== TASK DIRECTIONS ==
Collect from the data below each line with "June".

== Dataset entries ==
------------
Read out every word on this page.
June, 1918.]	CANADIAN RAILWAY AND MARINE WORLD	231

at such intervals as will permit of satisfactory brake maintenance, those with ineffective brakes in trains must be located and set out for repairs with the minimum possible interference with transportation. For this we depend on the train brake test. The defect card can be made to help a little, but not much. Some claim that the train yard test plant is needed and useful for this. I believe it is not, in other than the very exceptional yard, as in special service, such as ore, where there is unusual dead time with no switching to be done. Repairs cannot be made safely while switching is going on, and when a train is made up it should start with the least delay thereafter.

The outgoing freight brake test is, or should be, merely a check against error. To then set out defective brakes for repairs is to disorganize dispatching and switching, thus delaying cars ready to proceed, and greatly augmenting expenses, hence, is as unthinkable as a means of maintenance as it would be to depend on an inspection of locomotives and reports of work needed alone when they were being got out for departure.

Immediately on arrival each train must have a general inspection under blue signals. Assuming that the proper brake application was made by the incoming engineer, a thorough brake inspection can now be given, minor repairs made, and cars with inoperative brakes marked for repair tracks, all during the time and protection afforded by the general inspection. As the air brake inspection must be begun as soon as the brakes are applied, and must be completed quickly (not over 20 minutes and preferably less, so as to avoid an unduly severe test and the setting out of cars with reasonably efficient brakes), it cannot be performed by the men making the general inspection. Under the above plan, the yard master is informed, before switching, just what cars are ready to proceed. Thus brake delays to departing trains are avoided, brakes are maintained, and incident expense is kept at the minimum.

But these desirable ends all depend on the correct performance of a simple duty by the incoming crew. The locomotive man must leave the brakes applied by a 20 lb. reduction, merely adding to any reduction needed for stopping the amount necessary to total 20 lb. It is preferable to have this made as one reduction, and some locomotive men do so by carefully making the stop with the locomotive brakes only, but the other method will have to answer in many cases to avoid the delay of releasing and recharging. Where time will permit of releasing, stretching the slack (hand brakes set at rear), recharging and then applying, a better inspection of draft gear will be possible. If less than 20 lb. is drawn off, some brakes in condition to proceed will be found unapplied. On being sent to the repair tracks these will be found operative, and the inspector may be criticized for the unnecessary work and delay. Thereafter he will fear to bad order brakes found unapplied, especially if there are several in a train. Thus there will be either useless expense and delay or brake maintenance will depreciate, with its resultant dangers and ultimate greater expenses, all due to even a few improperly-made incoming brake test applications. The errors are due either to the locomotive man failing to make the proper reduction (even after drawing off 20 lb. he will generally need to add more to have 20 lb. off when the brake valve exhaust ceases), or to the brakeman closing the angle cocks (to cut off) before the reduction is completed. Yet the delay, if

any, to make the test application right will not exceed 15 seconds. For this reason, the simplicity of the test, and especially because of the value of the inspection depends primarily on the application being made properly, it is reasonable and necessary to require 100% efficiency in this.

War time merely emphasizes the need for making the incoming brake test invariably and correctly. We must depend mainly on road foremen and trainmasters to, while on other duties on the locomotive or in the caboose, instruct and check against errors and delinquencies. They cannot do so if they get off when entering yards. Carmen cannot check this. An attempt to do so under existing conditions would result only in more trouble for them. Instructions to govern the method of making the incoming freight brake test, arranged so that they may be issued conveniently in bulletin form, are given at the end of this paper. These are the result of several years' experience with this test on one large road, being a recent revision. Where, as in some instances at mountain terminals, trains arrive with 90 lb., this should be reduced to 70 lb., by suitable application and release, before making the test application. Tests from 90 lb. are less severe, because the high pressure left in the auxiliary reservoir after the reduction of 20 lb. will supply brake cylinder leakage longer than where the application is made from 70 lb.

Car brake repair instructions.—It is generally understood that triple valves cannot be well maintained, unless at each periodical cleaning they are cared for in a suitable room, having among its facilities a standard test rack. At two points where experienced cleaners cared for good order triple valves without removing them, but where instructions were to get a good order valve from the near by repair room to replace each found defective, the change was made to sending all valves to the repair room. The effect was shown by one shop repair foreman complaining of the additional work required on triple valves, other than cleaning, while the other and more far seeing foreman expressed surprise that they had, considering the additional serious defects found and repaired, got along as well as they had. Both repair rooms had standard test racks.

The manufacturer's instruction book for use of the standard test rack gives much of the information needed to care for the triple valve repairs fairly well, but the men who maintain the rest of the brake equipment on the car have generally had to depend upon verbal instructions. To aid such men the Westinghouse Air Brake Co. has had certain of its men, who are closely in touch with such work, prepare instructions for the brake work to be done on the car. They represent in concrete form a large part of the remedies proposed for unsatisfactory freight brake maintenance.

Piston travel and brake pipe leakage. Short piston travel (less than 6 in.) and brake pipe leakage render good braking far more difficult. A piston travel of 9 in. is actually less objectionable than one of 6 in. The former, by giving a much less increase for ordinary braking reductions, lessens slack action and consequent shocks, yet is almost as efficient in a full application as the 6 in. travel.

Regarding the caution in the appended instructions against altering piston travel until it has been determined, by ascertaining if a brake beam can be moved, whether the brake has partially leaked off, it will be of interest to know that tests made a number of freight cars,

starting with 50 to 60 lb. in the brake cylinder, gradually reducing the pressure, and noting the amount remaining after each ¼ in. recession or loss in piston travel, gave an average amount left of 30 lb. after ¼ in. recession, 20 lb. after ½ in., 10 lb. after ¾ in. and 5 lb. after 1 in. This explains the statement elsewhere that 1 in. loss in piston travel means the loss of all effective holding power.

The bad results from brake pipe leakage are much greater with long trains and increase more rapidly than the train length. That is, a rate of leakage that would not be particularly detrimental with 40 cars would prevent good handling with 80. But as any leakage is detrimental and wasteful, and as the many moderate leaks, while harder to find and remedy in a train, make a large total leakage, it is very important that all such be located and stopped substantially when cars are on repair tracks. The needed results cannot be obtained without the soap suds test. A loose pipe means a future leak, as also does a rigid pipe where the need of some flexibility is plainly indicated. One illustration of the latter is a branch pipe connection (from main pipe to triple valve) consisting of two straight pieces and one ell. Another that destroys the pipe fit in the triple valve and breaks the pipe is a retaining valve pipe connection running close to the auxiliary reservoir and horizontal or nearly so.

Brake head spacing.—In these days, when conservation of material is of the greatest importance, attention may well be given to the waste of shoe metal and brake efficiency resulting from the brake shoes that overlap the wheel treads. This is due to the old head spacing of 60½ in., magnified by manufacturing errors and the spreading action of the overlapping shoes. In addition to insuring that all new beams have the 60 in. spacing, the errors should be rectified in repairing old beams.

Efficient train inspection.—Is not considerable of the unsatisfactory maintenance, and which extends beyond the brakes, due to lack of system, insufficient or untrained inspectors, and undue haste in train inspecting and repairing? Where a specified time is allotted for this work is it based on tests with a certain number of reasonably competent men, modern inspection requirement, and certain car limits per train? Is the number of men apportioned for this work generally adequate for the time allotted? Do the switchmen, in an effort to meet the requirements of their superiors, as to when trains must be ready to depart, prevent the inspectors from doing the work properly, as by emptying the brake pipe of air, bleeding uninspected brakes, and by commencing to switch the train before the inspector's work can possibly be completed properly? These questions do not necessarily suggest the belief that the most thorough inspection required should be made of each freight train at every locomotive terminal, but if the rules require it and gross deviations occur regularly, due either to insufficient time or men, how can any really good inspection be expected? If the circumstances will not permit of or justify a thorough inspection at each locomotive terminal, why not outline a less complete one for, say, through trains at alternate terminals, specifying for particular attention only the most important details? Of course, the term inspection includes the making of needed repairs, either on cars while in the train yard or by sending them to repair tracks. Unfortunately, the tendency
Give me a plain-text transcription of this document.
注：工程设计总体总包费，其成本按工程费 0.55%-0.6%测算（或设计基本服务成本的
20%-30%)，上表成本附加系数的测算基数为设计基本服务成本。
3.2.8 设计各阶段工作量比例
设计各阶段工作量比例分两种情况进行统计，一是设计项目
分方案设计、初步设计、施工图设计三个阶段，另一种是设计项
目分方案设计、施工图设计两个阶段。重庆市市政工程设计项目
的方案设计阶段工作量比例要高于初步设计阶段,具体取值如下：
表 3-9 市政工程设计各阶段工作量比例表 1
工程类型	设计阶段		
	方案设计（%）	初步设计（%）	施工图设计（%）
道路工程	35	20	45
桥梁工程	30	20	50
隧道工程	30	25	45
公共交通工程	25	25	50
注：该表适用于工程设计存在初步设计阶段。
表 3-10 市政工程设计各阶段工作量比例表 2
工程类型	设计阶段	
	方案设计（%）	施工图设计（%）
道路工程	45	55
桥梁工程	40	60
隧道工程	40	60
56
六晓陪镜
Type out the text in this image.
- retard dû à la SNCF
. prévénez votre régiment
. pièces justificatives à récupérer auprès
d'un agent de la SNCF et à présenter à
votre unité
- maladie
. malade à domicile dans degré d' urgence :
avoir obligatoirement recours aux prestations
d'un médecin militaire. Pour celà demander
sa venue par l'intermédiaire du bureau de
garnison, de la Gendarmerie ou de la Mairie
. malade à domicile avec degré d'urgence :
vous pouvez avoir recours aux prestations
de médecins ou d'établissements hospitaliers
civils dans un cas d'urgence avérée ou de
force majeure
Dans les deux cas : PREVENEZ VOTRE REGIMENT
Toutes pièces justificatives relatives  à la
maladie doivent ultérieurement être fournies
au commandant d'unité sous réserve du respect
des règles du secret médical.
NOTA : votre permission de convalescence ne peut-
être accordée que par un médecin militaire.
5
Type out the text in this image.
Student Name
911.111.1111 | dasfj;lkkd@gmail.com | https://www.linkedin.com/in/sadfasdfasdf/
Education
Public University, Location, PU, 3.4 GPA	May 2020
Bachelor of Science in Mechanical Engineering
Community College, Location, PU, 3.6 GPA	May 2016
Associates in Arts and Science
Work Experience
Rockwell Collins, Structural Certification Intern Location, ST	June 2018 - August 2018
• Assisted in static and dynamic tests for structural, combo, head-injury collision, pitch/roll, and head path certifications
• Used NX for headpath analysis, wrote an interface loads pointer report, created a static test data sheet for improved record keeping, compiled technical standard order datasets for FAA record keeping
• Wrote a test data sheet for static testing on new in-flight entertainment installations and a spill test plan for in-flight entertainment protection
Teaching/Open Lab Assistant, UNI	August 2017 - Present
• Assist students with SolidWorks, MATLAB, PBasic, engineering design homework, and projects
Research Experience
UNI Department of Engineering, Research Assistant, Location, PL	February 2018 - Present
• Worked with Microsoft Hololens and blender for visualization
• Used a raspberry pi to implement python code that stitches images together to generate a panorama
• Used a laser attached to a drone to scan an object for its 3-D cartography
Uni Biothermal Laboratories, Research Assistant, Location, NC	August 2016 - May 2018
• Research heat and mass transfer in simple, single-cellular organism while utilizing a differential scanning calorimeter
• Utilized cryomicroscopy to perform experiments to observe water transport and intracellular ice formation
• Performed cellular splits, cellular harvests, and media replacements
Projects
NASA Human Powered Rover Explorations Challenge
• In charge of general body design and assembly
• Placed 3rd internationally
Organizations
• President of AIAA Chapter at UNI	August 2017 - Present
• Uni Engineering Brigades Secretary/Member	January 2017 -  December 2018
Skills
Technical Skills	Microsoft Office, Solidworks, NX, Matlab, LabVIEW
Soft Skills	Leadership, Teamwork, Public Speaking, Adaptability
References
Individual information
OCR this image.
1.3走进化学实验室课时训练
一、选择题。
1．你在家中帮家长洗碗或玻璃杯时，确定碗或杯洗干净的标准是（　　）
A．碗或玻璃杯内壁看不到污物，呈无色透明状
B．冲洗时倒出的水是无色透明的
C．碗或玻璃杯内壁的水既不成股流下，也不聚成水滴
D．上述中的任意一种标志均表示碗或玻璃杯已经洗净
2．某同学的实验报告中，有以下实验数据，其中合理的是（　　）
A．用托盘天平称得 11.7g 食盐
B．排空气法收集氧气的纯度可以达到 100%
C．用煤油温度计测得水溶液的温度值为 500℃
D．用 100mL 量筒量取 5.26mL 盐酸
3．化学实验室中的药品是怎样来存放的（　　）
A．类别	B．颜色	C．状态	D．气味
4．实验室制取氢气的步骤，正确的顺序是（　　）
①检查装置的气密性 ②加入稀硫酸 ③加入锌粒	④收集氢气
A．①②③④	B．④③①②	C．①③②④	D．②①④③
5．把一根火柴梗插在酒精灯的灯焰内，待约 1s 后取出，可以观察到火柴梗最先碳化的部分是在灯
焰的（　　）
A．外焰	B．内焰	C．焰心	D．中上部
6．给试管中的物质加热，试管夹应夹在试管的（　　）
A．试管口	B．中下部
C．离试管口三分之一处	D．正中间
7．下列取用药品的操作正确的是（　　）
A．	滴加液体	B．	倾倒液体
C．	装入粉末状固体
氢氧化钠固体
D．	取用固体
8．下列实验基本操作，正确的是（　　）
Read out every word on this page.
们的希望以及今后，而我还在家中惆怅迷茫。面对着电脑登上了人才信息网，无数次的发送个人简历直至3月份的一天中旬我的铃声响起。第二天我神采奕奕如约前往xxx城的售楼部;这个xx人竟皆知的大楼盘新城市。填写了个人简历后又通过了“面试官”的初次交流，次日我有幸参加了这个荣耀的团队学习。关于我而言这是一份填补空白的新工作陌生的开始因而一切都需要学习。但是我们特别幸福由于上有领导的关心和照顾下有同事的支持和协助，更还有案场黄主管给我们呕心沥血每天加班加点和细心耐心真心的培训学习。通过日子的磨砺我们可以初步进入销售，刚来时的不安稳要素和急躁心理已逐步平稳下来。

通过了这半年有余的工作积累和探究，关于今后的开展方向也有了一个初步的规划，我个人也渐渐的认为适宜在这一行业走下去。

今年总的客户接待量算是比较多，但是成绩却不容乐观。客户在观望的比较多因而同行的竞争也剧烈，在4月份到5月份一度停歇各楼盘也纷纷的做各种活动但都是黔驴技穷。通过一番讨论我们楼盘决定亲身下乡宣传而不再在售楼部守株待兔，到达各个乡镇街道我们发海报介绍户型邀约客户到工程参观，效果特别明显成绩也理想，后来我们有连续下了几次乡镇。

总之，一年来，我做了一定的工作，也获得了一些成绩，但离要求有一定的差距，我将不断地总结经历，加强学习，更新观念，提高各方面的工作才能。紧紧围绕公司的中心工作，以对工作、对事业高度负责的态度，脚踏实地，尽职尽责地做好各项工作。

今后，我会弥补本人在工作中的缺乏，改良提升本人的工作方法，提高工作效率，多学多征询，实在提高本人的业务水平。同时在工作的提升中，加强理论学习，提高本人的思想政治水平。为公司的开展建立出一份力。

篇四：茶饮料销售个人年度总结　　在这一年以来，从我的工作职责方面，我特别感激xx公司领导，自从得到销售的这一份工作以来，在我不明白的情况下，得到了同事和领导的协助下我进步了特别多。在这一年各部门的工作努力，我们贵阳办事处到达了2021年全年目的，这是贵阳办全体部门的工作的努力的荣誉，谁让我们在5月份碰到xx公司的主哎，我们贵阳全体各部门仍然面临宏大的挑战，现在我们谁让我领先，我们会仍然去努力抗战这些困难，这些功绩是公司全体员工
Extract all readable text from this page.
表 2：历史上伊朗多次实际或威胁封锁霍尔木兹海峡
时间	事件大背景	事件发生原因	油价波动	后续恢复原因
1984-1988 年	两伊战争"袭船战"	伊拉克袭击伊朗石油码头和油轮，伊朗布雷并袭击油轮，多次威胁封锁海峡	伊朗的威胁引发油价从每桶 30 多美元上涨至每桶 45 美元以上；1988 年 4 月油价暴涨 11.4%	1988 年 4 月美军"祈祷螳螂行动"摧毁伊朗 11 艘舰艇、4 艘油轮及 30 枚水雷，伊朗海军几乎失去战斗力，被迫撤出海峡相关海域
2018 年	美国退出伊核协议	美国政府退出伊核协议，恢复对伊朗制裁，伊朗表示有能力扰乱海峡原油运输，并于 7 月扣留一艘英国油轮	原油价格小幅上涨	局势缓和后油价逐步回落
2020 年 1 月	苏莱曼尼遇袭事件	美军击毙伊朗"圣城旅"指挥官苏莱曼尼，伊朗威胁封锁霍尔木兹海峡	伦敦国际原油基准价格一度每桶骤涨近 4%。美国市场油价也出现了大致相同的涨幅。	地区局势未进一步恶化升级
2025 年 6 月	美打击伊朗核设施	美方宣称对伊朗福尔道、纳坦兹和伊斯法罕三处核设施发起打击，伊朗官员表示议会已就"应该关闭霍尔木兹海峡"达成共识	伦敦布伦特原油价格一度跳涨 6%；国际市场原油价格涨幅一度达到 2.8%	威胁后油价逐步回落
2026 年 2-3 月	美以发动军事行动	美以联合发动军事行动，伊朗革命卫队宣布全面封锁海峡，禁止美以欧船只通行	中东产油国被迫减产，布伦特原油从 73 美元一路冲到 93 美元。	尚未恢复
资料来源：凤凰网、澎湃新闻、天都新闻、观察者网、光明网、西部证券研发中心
------------
== SOLVED EXERCISE ==
June, 1918.]	CANADIAN RAILWAY AND MARINE WORLD	231
Rockwell Collins, Structural Certification Intern Location, ST	June 2018 - August 2018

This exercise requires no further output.